Wherever a line in the records contains the word "over", return that line.

· · · · ·

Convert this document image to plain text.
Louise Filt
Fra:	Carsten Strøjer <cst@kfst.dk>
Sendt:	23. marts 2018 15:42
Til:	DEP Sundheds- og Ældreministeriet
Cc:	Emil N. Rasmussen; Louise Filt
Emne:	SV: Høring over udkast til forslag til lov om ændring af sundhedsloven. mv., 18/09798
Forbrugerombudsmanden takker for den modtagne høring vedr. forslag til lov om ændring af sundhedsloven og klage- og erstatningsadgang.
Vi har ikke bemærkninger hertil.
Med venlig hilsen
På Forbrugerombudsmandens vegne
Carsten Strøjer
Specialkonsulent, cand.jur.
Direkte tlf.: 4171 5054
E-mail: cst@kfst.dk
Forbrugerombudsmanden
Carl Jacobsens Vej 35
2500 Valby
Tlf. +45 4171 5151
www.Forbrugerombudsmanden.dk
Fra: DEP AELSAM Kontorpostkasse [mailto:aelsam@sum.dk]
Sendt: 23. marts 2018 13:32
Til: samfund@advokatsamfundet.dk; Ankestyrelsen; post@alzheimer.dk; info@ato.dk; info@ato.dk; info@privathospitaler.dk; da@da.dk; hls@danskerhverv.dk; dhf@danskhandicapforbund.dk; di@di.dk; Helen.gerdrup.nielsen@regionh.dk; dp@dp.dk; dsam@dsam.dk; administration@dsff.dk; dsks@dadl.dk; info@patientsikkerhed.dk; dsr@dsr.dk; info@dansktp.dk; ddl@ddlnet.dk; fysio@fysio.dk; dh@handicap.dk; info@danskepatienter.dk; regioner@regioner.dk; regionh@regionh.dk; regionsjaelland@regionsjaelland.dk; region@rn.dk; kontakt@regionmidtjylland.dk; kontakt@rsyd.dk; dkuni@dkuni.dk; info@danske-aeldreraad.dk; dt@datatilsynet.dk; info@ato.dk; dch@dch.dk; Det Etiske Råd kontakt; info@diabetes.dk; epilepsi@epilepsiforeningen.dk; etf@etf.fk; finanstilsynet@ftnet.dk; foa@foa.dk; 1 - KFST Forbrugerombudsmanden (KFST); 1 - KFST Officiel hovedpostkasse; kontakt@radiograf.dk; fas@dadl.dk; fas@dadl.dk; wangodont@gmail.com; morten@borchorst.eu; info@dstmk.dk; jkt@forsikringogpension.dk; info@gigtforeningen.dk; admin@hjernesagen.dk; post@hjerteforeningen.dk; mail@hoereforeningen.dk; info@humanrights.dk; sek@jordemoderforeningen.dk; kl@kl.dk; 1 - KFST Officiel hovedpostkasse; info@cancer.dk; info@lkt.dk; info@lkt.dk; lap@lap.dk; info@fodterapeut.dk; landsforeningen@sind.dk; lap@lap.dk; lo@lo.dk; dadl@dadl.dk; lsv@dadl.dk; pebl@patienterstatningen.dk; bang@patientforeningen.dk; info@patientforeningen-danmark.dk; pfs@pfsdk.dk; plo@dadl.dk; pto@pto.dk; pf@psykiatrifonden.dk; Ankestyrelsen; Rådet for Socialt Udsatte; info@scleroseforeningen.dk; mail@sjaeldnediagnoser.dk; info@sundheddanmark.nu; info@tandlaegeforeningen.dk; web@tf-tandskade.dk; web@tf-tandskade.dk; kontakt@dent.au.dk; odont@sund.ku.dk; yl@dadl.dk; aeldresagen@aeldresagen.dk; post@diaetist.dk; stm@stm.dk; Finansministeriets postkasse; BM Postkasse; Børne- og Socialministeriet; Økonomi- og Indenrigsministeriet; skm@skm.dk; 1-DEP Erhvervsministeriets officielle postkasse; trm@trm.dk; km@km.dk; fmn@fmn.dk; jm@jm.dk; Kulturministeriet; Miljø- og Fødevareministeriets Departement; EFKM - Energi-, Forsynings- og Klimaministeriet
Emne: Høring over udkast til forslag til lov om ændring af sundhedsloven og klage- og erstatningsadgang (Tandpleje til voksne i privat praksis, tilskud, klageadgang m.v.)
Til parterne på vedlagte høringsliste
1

· · · · ·

Solution
Emne:	SV: Høring over udkast til forslag til lov om ændring af sundhedsloven. mv., 18/09798
Emne: Høring over udkast til forslag til lov om ændring af sundhedsloven og klage- og erstatningsadgang (Tandpleje til voksne i privat praksis, tilskud, klageadgang m.v.)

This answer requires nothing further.